*Material for this task:*
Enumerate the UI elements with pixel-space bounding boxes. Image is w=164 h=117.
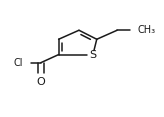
Text: Cl: Cl (14, 58, 23, 68)
Text: O: O (36, 77, 45, 87)
Text: CH₃: CH₃ (137, 25, 156, 35)
Text: S: S (89, 50, 96, 60)
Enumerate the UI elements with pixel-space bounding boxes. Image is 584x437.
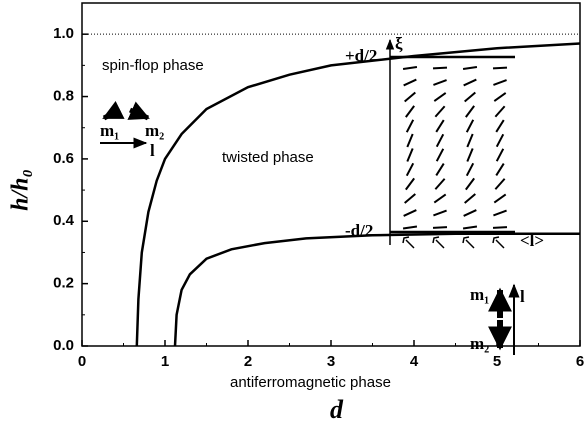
spin-dash (465, 119, 475, 133)
annotation: <l> (520, 231, 544, 250)
spin-dash (405, 177, 415, 191)
spin-dash (433, 79, 447, 86)
spin-dash (403, 78, 417, 87)
spin-dash (405, 105, 415, 118)
spin-dash (433, 209, 447, 217)
spin-dash (402, 66, 418, 70)
x-tick-label: 2 (244, 353, 252, 370)
y-tick-label: 0.0 (53, 337, 74, 354)
spin-dash (463, 209, 477, 217)
spin-dash (404, 193, 416, 204)
spin-dash (434, 105, 446, 118)
open-arrow (492, 236, 505, 249)
spin-dash (406, 133, 414, 148)
y-tick-label: 1.0 (53, 25, 74, 42)
annotation: m₁ (100, 121, 119, 140)
spin-dash (432, 66, 448, 70)
x-tick-label: 0 (78, 353, 86, 370)
x-tick-label: 3 (327, 353, 335, 370)
y-tick-label: 0.6 (53, 150, 74, 167)
spin-dash (465, 177, 475, 191)
y-axis-label: h/h₀ (8, 169, 34, 211)
spin-dash (463, 78, 477, 87)
moment-arrow (127, 101, 150, 121)
spin-dash (462, 66, 478, 70)
boundary-line (173, 232, 580, 347)
moment-arrow (102, 101, 125, 121)
open-arrow (432, 236, 445, 249)
annotation: m₁ (470, 285, 489, 304)
annotation: l (520, 287, 525, 306)
annotation: twisted phase (222, 149, 314, 166)
spin-dash (466, 148, 474, 162)
spin-dash (466, 133, 474, 148)
spin-dash (405, 162, 415, 177)
open-arrow (462, 236, 475, 249)
spin-dash (435, 119, 445, 133)
spin-dash (495, 148, 505, 162)
spin-dash (493, 79, 507, 86)
annotation: m₂ (145, 121, 164, 140)
spin-dash (433, 92, 447, 102)
spin-dash (465, 105, 475, 118)
y-tick-label: 0.2 (53, 275, 74, 292)
x-tick-label: 6 (576, 353, 584, 370)
open-arrow (402, 236, 415, 249)
spin-dash (464, 91, 476, 103)
y-tick-label: 0.8 (53, 88, 74, 105)
annotation: ξ (395, 34, 403, 53)
spin-dash (492, 226, 508, 229)
spin-dash (435, 163, 445, 176)
spin-dash (494, 105, 506, 118)
spin-dash (464, 193, 476, 204)
x-tick-label: 5 (493, 353, 501, 370)
annotation: -d/2 (345, 221, 373, 240)
spin-dash (403, 209, 417, 217)
spin-dash (405, 119, 415, 133)
spin-dash (495, 133, 505, 148)
annotation: m₂ (470, 334, 489, 353)
spin-dash (493, 209, 507, 217)
spin-dash (462, 225, 478, 230)
x-axis-label: d (330, 395, 344, 424)
spin-dash (433, 193, 447, 204)
y-tick-label: 0.4 (53, 212, 75, 229)
spin-dash (434, 178, 446, 190)
spin-dash (495, 119, 505, 133)
spin-dash (406, 148, 414, 162)
spin-dash (465, 162, 475, 177)
spin-dash (494, 178, 506, 190)
spin-dash (432, 226, 448, 229)
spin-dash (435, 148, 445, 162)
annotation: spin-flop phase (102, 57, 204, 74)
spin-dash (435, 133, 445, 148)
x-tick-label: 4 (410, 353, 419, 370)
plot-frame (81, 2, 581, 347)
spin-dash (493, 193, 507, 204)
spin-dash (495, 163, 505, 176)
annotation: +d/2 (345, 46, 377, 65)
x-tick-label: 1 (161, 353, 169, 370)
annotation: l (150, 141, 155, 160)
spin-dash (493, 92, 507, 102)
spin-dash (404, 91, 416, 103)
annotation: antiferromagnetic phase (230, 374, 391, 391)
spin-dash (492, 66, 508, 70)
spin-dash (402, 225, 418, 230)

*Requirement:* Write out the part of the entries that opens with the line containing "Text: Cl: Cl (14, 58, 23, 68)" and closes with the line containing "Image is 584x437.", including both of those lines.

*Task output:*
Text: Cl: Cl (14, 58, 23, 68)
Text: O: O (36, 77, 45, 87)
Text: CH₃: CH₃ (137, 25, 156, 35)
Text: S: S (89, 50, 96, 60)
Enumerate the UI elements with pixel-space bounding boxes. Image is 584x437.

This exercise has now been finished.